## GIVEN TASK
Extract every line from the records below that contains the word "this".

## PROVIDED MATERIAL
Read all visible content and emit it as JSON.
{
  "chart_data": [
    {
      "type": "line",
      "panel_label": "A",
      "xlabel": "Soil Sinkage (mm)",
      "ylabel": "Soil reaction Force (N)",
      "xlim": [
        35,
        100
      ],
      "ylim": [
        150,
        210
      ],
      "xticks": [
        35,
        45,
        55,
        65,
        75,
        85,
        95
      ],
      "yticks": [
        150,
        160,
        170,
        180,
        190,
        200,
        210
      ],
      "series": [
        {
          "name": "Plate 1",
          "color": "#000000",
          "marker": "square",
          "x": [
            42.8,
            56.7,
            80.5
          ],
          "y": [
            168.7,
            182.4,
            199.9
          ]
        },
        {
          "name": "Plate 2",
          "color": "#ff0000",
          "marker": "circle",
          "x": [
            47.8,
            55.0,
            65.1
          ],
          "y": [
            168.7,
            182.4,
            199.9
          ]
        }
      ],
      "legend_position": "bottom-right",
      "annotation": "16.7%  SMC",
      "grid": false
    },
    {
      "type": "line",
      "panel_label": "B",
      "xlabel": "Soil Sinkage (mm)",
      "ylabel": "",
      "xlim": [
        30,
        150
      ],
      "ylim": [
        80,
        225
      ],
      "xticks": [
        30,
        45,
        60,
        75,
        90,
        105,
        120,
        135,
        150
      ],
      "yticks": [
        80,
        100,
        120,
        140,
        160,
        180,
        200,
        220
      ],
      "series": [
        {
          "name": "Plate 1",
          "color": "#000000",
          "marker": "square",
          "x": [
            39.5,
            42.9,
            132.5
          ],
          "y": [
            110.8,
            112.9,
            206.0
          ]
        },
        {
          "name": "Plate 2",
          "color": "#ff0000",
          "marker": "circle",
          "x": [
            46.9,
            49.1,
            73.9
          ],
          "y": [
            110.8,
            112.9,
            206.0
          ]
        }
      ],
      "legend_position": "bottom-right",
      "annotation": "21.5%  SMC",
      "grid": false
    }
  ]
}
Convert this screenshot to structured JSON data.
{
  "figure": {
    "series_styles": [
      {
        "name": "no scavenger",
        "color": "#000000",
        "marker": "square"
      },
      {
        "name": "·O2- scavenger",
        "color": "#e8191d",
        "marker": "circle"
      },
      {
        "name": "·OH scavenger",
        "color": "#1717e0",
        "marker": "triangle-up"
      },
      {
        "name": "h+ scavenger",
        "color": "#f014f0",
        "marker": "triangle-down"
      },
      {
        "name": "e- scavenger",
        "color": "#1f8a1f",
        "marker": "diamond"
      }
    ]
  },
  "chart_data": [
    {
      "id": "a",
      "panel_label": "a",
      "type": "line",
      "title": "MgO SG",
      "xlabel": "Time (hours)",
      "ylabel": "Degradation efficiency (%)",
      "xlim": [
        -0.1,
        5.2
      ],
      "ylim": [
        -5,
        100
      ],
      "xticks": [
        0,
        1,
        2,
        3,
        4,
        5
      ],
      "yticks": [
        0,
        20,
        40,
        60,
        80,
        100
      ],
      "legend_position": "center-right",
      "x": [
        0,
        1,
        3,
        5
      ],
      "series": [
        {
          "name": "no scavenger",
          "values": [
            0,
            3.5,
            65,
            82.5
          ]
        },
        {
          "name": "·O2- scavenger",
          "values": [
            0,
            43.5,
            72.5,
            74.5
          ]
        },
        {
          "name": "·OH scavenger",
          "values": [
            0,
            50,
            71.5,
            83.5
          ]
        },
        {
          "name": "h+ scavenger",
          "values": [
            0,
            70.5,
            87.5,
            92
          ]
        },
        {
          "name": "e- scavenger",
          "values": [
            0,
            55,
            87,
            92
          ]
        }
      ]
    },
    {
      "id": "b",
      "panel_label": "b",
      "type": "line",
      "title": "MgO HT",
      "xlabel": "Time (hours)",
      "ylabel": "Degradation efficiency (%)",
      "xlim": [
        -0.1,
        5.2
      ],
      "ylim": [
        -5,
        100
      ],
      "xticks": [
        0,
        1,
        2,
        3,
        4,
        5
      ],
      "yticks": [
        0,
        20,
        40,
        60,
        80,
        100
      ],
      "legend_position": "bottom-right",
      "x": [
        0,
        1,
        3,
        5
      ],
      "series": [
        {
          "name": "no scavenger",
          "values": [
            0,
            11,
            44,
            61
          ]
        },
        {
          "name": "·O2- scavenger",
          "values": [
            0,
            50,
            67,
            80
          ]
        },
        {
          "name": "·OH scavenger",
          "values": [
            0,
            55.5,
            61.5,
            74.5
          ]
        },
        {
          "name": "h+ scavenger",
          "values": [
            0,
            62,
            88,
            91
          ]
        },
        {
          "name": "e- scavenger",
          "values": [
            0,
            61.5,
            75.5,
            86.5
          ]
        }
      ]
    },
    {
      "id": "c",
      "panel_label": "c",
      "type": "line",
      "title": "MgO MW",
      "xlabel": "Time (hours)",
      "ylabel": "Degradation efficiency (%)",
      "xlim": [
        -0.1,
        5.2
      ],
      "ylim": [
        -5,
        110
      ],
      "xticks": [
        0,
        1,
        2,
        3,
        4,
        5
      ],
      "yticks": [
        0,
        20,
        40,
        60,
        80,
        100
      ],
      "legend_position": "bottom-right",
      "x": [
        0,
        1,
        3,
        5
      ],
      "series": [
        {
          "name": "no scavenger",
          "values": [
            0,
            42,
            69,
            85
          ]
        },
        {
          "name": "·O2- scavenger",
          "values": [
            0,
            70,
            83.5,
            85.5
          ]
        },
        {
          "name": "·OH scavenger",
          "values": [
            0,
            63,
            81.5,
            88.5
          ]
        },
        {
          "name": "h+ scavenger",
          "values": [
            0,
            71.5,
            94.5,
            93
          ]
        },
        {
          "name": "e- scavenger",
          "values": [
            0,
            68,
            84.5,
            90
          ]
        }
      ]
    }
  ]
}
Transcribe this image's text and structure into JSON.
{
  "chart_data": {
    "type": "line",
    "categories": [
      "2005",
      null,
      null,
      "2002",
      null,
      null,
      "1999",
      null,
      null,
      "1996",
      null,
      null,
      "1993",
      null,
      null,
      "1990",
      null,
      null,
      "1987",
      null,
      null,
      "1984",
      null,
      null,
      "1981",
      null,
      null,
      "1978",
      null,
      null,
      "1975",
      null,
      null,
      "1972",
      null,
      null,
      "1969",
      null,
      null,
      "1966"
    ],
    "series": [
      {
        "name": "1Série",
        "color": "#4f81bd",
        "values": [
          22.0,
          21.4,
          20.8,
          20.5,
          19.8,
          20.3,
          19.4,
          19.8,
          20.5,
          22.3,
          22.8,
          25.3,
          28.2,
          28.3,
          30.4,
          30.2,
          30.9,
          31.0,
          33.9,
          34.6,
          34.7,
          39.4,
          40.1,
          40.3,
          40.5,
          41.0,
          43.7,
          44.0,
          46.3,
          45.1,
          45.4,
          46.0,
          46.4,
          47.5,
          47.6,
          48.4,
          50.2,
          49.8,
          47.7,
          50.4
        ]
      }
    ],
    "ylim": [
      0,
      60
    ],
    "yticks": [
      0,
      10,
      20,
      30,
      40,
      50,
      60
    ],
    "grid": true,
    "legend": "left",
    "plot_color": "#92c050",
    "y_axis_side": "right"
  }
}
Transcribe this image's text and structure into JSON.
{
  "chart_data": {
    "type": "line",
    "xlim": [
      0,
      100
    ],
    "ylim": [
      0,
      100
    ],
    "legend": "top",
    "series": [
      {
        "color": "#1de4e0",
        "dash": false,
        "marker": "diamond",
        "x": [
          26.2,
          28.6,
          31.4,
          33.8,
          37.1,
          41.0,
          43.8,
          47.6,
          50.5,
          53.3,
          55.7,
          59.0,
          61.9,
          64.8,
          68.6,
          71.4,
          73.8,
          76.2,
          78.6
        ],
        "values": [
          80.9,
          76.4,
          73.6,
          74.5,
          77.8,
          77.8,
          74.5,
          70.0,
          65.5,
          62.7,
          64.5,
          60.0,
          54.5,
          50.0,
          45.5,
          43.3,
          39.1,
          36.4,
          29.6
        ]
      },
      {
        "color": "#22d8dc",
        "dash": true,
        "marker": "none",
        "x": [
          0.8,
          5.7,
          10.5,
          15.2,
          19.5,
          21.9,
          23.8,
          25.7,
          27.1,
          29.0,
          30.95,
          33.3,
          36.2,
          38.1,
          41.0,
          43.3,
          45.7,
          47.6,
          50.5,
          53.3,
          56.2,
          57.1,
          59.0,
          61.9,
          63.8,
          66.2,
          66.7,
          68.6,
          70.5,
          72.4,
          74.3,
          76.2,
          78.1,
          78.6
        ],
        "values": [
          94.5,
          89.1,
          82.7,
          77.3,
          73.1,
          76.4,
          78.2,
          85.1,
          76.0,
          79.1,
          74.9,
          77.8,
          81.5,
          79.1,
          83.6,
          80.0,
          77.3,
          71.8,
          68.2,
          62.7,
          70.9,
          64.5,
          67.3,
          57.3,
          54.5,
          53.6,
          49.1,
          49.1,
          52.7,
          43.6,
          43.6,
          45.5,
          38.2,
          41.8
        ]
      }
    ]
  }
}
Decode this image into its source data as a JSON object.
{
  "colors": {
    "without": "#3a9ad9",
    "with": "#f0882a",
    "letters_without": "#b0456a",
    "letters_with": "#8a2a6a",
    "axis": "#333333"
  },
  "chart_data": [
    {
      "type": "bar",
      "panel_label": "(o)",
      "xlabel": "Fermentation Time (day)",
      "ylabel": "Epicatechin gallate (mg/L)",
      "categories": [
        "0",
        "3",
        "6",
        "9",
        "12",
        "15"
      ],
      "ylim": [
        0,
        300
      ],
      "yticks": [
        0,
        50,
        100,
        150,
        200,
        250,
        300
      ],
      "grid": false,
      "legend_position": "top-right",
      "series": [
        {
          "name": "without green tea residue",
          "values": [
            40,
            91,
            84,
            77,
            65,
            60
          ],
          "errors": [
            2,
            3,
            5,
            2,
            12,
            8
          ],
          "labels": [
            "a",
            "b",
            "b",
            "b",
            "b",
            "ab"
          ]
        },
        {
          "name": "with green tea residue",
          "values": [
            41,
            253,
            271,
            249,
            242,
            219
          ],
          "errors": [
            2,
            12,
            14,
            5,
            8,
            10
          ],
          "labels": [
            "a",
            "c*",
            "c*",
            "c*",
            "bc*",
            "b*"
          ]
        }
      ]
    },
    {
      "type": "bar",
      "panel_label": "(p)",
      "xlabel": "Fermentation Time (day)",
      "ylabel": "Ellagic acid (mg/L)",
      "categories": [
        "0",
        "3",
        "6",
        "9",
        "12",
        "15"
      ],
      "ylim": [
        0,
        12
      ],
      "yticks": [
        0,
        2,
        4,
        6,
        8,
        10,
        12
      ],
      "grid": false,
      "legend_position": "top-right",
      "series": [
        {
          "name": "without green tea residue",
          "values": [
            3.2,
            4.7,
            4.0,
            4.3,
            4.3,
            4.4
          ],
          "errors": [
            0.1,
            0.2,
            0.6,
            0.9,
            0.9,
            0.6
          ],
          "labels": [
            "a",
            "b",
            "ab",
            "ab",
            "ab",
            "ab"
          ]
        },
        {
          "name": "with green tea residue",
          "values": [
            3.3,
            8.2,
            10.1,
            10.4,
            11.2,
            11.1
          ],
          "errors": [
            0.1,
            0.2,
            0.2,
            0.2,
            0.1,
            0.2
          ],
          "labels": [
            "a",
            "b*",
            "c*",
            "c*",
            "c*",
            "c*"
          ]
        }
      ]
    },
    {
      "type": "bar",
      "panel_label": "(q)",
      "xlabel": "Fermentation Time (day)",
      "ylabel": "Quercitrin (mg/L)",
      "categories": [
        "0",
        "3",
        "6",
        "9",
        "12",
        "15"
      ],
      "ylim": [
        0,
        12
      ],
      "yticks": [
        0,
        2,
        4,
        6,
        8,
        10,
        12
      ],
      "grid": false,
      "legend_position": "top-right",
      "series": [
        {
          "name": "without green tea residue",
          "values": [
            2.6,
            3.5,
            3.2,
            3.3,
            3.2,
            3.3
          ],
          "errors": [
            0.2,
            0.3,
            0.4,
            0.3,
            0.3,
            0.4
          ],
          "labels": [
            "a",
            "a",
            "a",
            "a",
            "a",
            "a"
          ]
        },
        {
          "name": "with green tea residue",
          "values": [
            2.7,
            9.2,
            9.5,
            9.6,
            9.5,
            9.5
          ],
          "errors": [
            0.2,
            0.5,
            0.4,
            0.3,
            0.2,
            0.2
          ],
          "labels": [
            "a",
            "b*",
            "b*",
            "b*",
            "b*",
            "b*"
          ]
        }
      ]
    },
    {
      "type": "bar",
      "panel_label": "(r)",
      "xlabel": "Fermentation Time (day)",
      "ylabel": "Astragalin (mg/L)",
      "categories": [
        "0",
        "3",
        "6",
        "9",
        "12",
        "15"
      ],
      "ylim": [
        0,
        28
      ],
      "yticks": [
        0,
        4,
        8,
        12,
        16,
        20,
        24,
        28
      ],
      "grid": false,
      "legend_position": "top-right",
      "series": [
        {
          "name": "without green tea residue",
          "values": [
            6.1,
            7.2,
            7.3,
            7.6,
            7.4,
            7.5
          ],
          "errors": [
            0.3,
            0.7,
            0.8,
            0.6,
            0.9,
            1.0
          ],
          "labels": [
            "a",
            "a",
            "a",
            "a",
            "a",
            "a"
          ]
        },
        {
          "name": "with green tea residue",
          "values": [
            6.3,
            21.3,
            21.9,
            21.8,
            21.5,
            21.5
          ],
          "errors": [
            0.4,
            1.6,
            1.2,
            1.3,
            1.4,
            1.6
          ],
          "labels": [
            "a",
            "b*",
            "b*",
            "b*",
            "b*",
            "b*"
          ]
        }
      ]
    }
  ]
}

## WRITTEN RESPONSE
Convert this screenshot to structured JSON data.
Transcribe this image's text and structure into JSON.
Transcribe this image's text and structure into JSON.
Decode this image into its source data as a JSON object.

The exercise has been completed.